▶ Data rows:

________

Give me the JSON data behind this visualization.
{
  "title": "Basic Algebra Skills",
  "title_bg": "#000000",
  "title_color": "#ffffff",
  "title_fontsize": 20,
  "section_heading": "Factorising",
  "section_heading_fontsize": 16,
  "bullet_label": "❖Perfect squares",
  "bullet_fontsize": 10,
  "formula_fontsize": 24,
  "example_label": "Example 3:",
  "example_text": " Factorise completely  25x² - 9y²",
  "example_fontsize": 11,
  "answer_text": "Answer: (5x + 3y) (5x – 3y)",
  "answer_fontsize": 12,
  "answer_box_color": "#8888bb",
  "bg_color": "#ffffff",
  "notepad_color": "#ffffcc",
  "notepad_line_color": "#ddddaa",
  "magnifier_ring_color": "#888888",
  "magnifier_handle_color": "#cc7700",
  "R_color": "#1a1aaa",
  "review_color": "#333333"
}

________

▶ The request: From the records above, extract every entry verbatim.

▶ Task answer:
Give me the JSON data behind this visualization.
{
  "title": "Basic Algebra Skills",
  "title_bg": "#000000",
  "title_color": "#ffffff",
  "title_fontsize": 20,
  "section_heading": "Factorising",
  "section_heading_fontsize": 16,
  "bullet_label": "❖Perfect squares",
  "bullet_fontsize": 10,
  "formula_fontsize": 24,
  "example_label": "Example 3:",
  "example_text": " Factorise completely  25x² - 9y²",
  "example_fontsize": 11,
  "answer_text": "Answer: (5x + 3y) (5x – 3y)",
  "answer_fontsize": 12,
  "answer_box_color": "#8888bb",
  "bg_color": "#ffffff",
  "notepad_color": "#ffffcc",
  "notepad_line_color": "#ddddaa",
  "magnifier_ring_color": "#888888",
  "magnifier_handle_color": "#cc7700",
  "R_color": "#1a1aaa",
  "review_color": "#333333"
}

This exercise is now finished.